Stated goal => Retype the data that follows line by line, exactly, and leave its pictures out.

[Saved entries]
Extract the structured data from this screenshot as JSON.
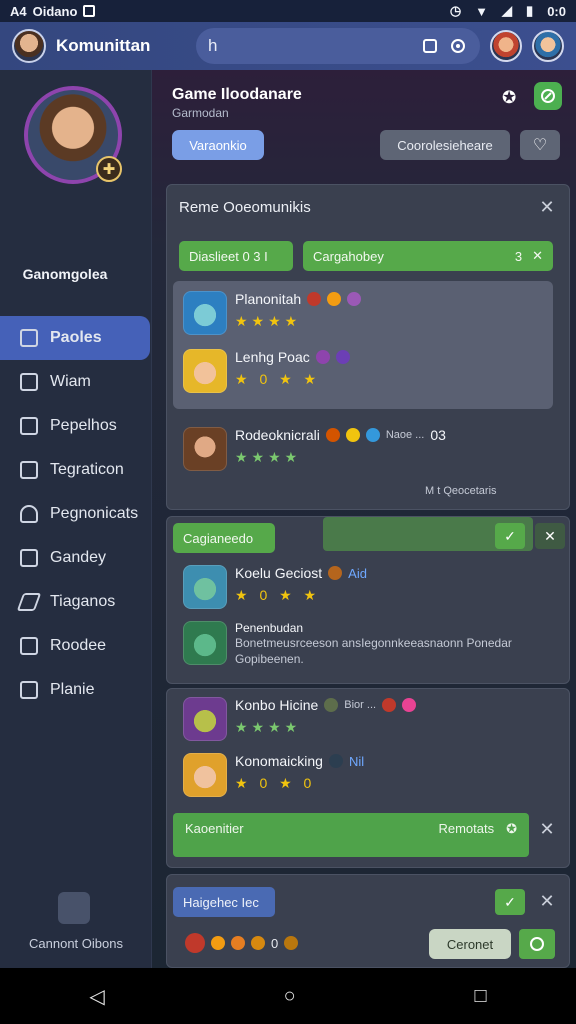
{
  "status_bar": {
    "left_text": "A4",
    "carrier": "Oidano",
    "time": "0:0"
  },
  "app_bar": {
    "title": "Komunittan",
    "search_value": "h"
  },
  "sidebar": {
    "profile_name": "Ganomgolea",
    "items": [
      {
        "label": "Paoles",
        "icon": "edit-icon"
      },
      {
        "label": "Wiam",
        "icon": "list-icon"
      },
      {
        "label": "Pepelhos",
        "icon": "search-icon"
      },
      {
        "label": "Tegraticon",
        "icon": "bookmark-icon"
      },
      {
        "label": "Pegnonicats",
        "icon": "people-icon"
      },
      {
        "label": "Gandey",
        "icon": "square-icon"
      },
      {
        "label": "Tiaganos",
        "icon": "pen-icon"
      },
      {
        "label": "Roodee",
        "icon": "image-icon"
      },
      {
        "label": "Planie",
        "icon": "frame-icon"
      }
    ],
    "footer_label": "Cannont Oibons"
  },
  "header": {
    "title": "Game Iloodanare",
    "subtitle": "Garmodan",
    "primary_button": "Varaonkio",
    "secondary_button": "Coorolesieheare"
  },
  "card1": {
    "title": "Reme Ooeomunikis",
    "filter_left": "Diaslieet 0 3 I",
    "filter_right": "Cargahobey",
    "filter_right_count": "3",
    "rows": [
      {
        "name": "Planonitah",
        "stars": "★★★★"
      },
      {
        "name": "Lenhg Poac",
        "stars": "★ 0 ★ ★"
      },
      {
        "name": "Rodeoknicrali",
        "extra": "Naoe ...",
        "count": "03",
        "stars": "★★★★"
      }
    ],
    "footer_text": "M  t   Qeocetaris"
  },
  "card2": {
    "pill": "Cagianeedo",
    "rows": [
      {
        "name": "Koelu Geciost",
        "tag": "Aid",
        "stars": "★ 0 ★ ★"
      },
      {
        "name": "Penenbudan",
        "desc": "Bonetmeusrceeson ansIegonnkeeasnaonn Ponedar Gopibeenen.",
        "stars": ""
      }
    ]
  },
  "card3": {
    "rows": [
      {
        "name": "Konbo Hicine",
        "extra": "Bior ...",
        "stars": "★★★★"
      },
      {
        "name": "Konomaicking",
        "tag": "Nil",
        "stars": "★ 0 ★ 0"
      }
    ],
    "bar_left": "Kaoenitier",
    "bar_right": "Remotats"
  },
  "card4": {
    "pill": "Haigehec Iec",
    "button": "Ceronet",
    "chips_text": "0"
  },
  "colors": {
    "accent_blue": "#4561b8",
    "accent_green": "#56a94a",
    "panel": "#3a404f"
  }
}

Exercise output =>
Extract the structured data from this screenshot as JSON.
{
  "status_bar": {
    "left_text": "A4",
    "carrier": "Oidano",
    "time": "0:0"
  },
  "app_bar": {
    "title": "Komunittan",
    "search_value": "h"
  },
  "sidebar": {
    "profile_name": "Ganomgolea",
    "items": [
      {
        "label": "Paoles",
        "icon": "edit-icon"
      },
      {
        "label": "Wiam",
        "icon": "list-icon"
      },
      {
        "label": "Pepelhos",
        "icon": "search-icon"
      },
      {
        "label": "Tegraticon",
        "icon": "bookmark-icon"
      },
      {
        "label": "Pegnonicats",
        "icon": "people-icon"
      },
      {
        "label": "Gandey",
        "icon": "square-icon"
      },
      {
        "label": "Tiaganos",
        "icon": "pen-icon"
      },
      {
        "label": "Roodee",
        "icon": "image-icon"
      },
      {
        "label": "Planie",
        "icon": "frame-icon"
      }
    ],
    "footer_label": "Cannont Oibons"
  },
  "header": {
    "title": "Game Iloodanare",
    "subtitle": "Garmodan",
    "primary_button": "Varaonkio",
    "secondary_button": "Coorolesieheare"
  },
  "card1": {
    "title": "Reme Ooeomunikis",
    "filter_left": "Diaslieet 0 3 I",
    "filter_right": "Cargahobey",
    "filter_right_count": "3",
    "rows": [
      {
        "name": "Planonitah",
        "stars": "★★★★"
      },
      {
        "name": "Lenhg Poac",
        "stars": "★ 0 ★ ★"
      },
      {
        "name": "Rodeoknicrali",
        "extra": "Naoe ...",
        "count": "03",
        "stars": "★★★★"
      }
    ],
    "footer_text": "M  t   Qeocetaris"
  },
  "card2": {
    "pill": "Cagianeedo",
    "rows": [
      {
        "name": "Koelu Geciost",
        "tag": "Aid",
        "stars": "★ 0 ★ ★"
      },
      {
        "name": "Penenbudan",
        "desc": "Bonetmeusrceeson ansIegonnkeeasnaonn Ponedar Gopibeenen.",
        "stars": ""
      }
    ]
  },
  "card3": {
    "rows": [
      {
        "name": "Konbo Hicine",
        "extra": "Bior ...",
        "stars": "★★★★"
      },
      {
        "name": "Konomaicking",
        "tag": "Nil",
        "stars": "★ 0 ★ 0"
      }
    ],
    "bar_left": "Kaoenitier",
    "bar_right": "Remotats"
  },
  "card4": {
    "pill": "Haigehec Iec",
    "button": "Ceronet",
    "chips_text": "0"
  },
  "colors": {
    "accent_blue": "#4561b8",
    "accent_green": "#56a94a",
    "panel": "#3a404f"
  }
}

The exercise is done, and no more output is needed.